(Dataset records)

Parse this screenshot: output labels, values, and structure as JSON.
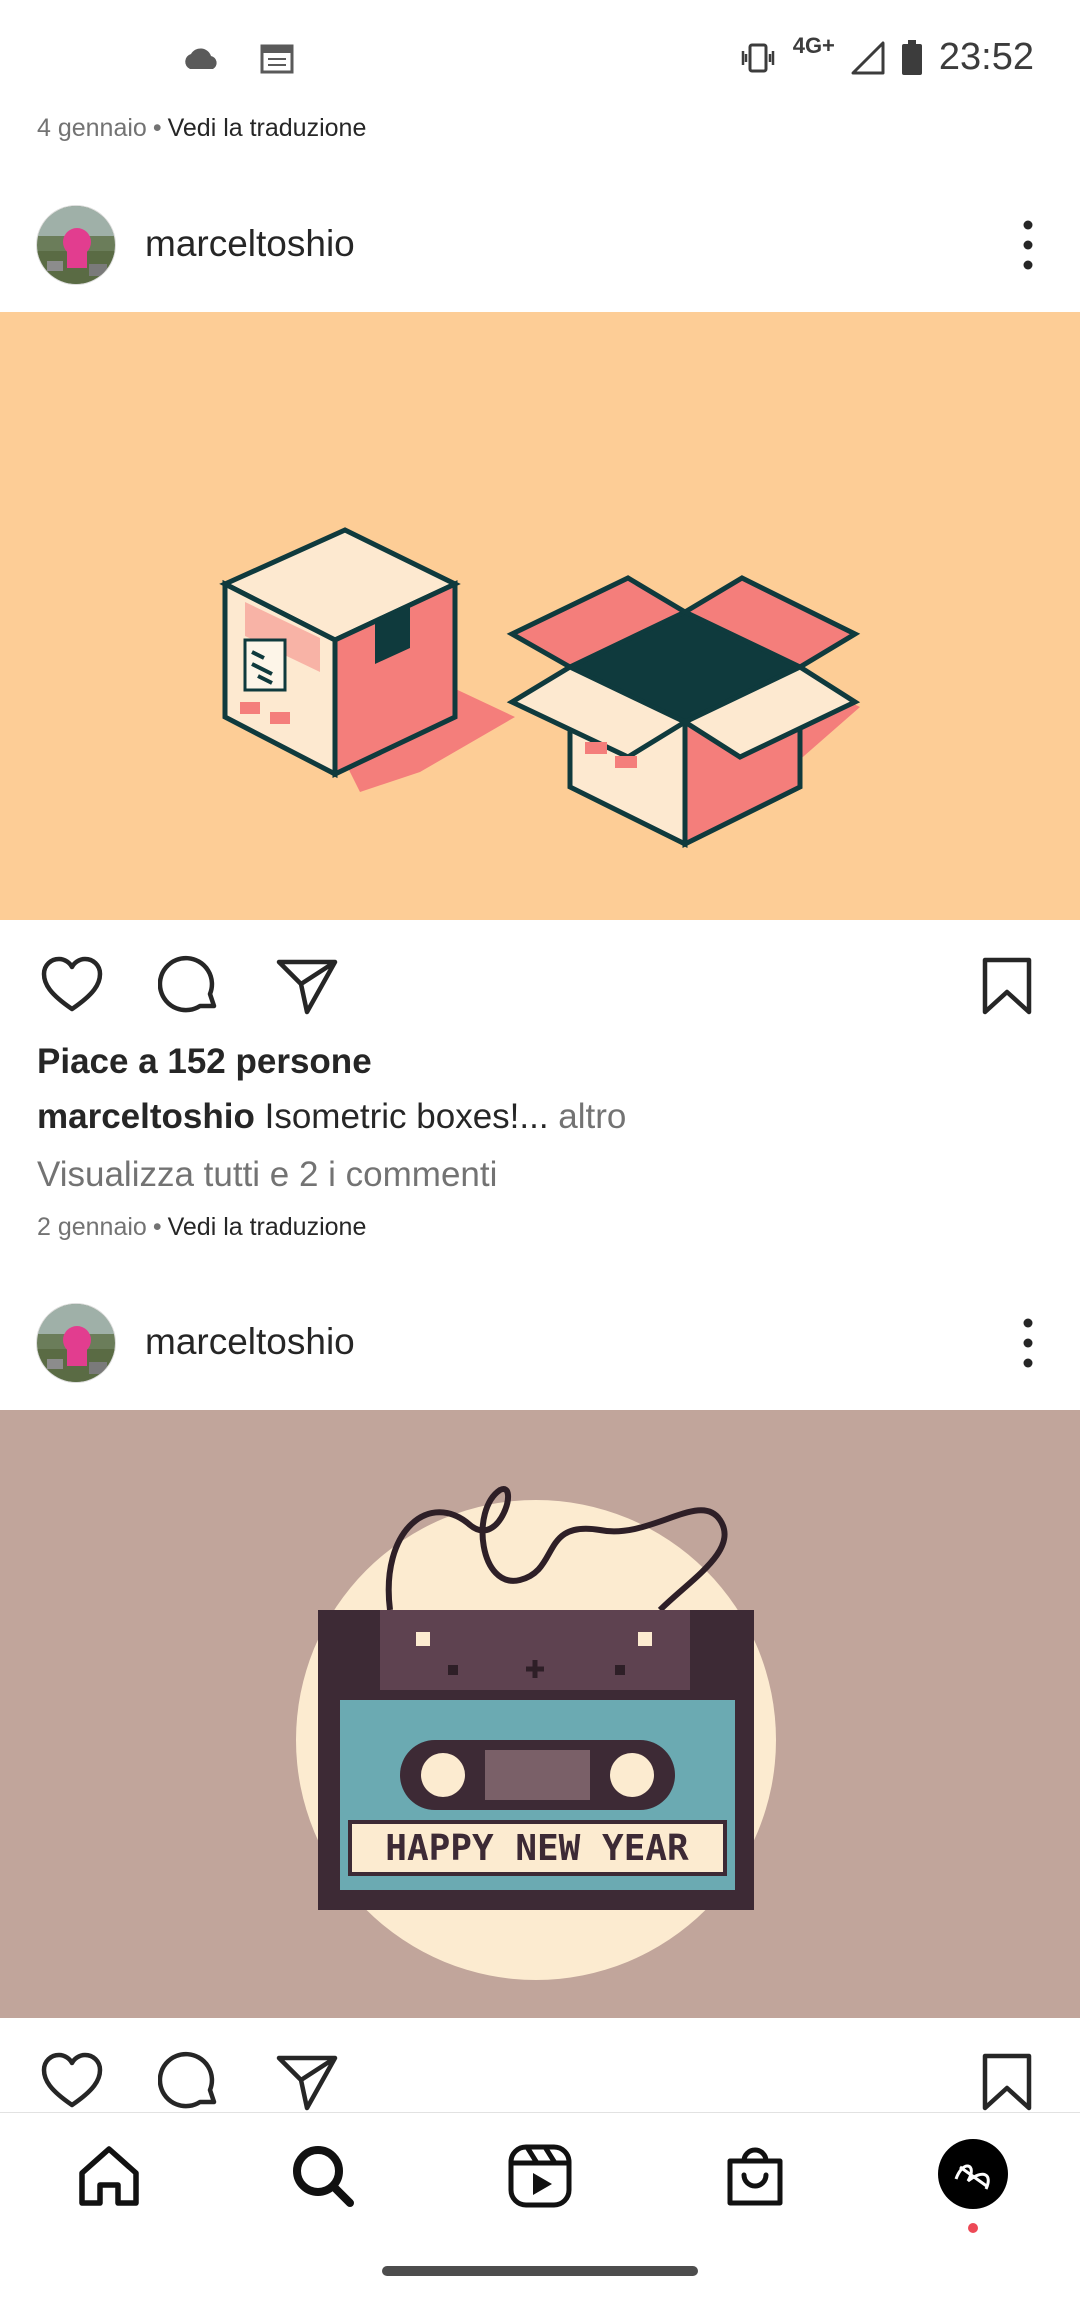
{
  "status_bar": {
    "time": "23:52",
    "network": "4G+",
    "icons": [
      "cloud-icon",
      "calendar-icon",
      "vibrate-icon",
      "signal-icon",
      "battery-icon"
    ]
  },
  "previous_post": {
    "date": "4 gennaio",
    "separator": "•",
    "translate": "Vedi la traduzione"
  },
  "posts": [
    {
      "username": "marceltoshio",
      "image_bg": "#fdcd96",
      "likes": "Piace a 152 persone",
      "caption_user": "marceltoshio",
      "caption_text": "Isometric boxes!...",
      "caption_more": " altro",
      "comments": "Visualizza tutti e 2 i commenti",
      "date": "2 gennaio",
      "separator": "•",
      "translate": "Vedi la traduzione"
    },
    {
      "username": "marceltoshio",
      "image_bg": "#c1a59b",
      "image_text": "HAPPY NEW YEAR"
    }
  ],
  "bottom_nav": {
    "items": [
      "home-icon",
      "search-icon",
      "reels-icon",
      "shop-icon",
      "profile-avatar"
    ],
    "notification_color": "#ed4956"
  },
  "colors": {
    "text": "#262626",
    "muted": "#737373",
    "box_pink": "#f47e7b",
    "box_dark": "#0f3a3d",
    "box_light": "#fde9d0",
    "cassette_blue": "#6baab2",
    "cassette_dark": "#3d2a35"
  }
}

--- Set exercise ---
Leave out the pictures and print every line of the data exactly.

--- Solution for this task ---
Parse this screenshot: output labels, values, and structure as JSON.
{
  "status_bar": {
    "time": "23:52",
    "network": "4G+",
    "icons": [
      "cloud-icon",
      "calendar-icon",
      "vibrate-icon",
      "signal-icon",
      "battery-icon"
    ]
  },
  "previous_post": {
    "date": "4 gennaio",
    "separator": "•",
    "translate": "Vedi la traduzione"
  },
  "posts": [
    {
      "username": "marceltoshio",
      "image_bg": "#fdcd96",
      "likes": "Piace a 152 persone",
      "caption_user": "marceltoshio",
      "caption_text": "Isometric boxes!...",
      "caption_more": " altro",
      "comments": "Visualizza tutti e 2 i commenti",
      "date": "2 gennaio",
      "separator": "•",
      "translate": "Vedi la traduzione"
    },
    {
      "username": "marceltoshio",
      "image_bg": "#c1a59b",
      "image_text": "HAPPY NEW YEAR"
    }
  ],
  "bottom_nav": {
    "items": [
      "home-icon",
      "search-icon",
      "reels-icon",
      "shop-icon",
      "profile-avatar"
    ],
    "notification_color": "#ed4956"
  },
  "colors": {
    "text": "#262626",
    "muted": "#737373",
    "box_pink": "#f47e7b",
    "box_dark": "#0f3a3d",
    "box_light": "#fde9d0",
    "cassette_blue": "#6baab2",
    "cassette_dark": "#3d2a35"
  }
}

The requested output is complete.